**** Data in this exercise

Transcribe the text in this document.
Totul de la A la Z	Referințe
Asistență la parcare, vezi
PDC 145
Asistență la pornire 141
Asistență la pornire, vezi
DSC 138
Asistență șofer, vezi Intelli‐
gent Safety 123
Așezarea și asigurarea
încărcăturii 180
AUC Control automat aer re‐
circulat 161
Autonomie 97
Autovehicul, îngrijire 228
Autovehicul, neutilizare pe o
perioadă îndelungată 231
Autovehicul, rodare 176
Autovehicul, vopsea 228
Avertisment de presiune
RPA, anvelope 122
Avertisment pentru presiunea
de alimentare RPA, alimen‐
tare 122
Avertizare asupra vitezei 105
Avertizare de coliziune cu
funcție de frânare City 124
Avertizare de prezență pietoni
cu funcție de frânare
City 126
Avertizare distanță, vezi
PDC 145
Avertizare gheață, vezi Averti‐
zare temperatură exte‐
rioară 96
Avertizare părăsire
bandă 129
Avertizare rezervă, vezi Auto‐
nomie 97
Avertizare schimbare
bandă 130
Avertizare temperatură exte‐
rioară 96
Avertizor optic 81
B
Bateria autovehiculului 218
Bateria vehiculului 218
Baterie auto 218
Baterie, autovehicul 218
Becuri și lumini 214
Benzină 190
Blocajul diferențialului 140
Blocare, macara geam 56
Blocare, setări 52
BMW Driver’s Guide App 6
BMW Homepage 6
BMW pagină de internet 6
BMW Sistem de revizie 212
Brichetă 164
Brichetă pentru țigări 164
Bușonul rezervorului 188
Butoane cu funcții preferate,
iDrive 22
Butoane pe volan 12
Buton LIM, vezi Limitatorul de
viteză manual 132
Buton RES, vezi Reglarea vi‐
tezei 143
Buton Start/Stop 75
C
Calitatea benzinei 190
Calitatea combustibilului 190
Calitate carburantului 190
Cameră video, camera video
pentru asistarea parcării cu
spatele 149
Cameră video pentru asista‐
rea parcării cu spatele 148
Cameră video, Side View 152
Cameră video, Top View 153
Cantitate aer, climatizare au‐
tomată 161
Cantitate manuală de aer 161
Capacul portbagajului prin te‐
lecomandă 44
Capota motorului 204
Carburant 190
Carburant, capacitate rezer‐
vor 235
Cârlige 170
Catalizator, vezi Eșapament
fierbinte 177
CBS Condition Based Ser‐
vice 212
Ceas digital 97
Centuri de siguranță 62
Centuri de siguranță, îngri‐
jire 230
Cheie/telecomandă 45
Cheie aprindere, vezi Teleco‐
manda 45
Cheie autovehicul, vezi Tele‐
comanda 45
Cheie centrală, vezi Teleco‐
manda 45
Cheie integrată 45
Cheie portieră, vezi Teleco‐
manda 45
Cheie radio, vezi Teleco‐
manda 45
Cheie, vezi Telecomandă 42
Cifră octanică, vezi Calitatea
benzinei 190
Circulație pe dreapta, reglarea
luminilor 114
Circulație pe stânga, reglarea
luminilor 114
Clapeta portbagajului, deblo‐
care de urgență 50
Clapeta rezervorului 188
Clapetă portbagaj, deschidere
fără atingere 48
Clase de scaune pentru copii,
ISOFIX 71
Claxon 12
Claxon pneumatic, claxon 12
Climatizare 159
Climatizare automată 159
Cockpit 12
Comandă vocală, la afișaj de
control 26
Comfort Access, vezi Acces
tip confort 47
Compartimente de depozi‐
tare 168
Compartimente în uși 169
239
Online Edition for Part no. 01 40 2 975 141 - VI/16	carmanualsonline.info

********

Consider the entries above and return each line with the string "Cantitate".

Cantitate aer, climatizare au‐
Cantitate manuală de aer 161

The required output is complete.